[Items from a data source]
****************************************

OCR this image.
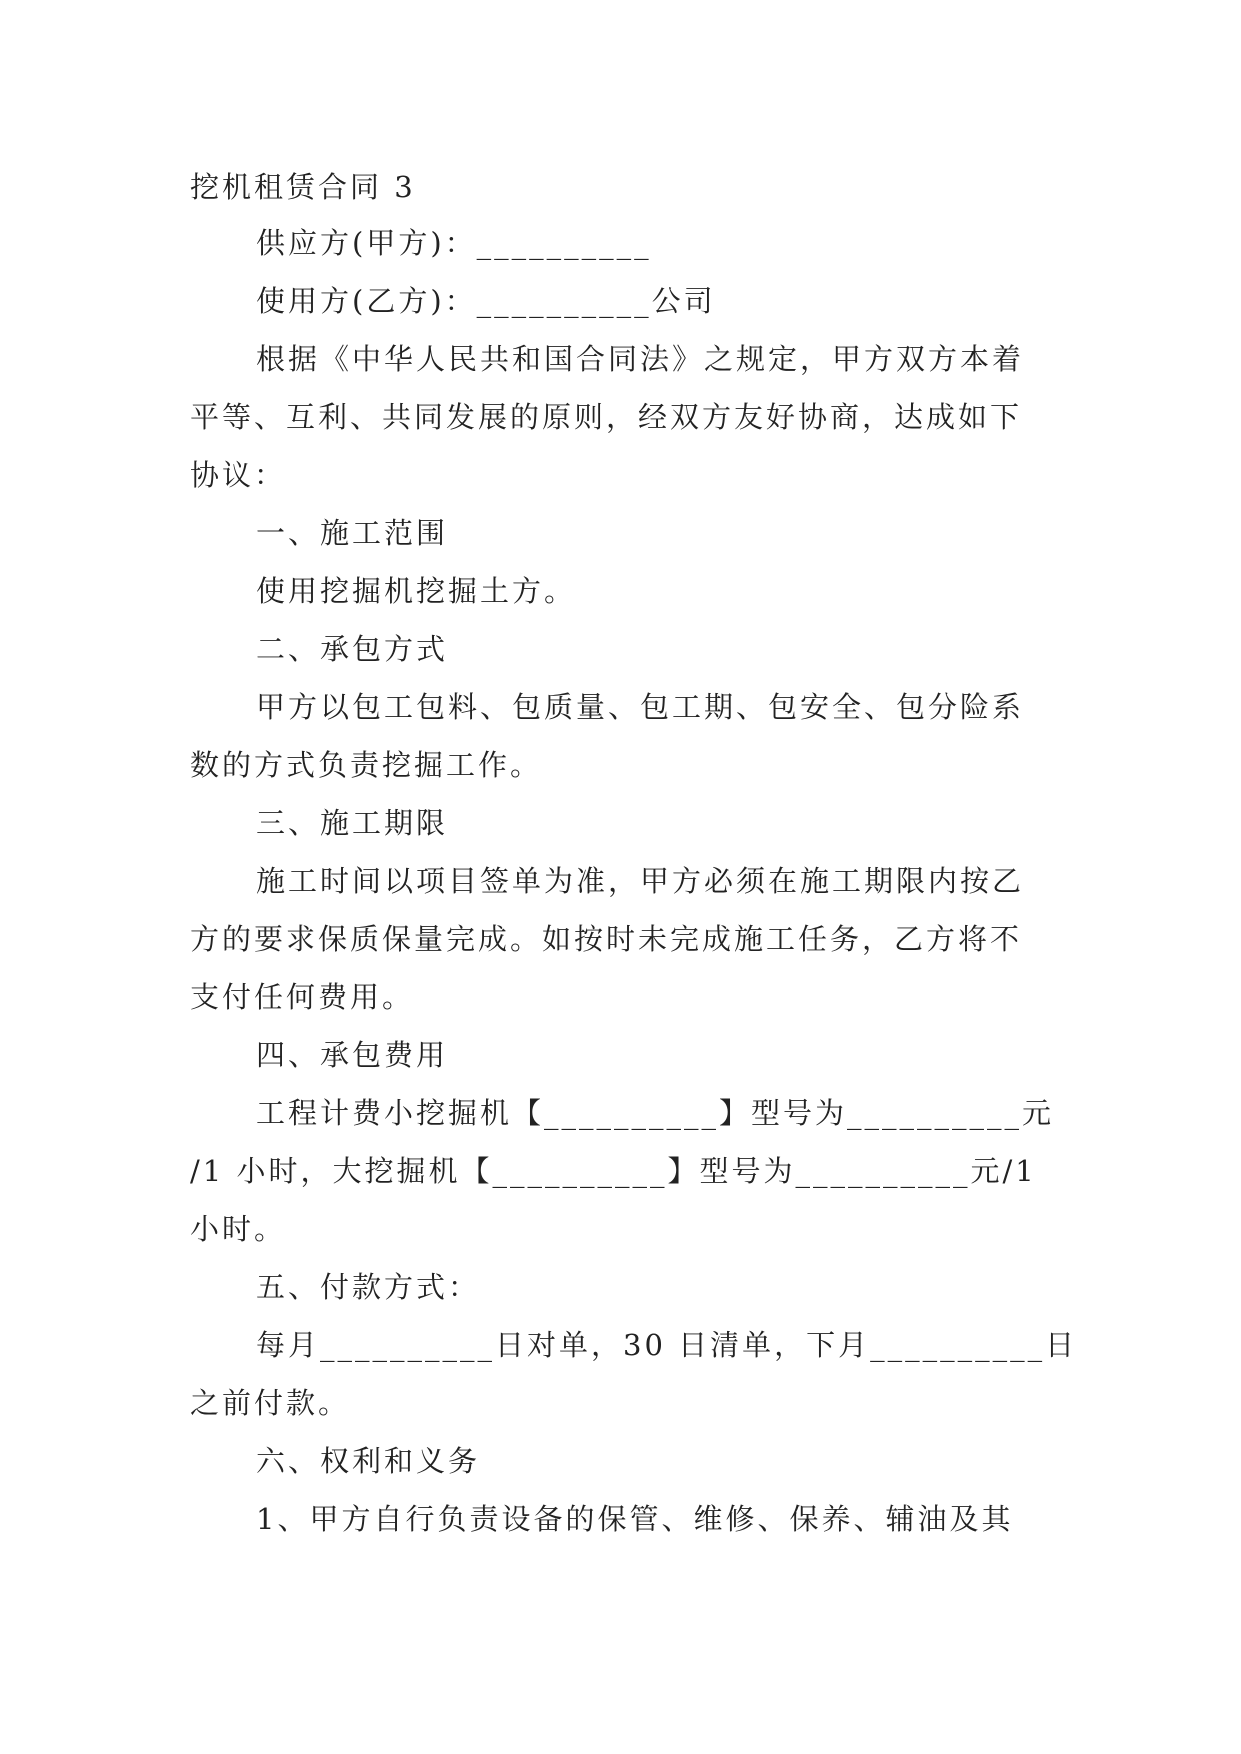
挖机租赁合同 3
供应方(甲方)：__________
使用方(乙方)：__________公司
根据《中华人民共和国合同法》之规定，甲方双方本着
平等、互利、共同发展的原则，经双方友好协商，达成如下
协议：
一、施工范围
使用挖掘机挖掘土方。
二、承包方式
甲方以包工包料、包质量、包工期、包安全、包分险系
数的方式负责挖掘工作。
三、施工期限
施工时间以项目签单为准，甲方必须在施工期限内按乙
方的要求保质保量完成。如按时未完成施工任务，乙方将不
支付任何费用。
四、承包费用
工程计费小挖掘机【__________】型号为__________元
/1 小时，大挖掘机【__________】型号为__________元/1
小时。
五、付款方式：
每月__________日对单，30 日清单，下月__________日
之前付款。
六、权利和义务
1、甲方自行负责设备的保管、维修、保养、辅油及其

****************************************

Brief:
Reproduce each record above by retyping it exactly; omit all images.

Written reply:
OCR this image.
挖机租赁合同 3
供应方(甲方)：__________
使用方(乙方)：__________公司
根据《中华人民共和国合同法》之规定，甲方双方本着
平等、互利、共同发展的原则，经双方友好协商，达成如下
协议：
一、施工范围
使用挖掘机挖掘土方。
二、承包方式
甲方以包工包料、包质量、包工期、包安全、包分险系
数的方式负责挖掘工作。
三、施工期限
施工时间以项目签单为准，甲方必须在施工期限内按乙
方的要求保质保量完成。如按时未完成施工任务，乙方将不
支付任何费用。
四、承包费用
工程计费小挖掘机【__________】型号为__________元
/1 小时，大挖掘机【__________】型号为__________元/1
小时。
五、付款方式：
每月__________日对单，30 日清单，下月__________日
之前付款。
六、权利和义务
1、甲方自行负责设备的保管、维修、保养、辅油及其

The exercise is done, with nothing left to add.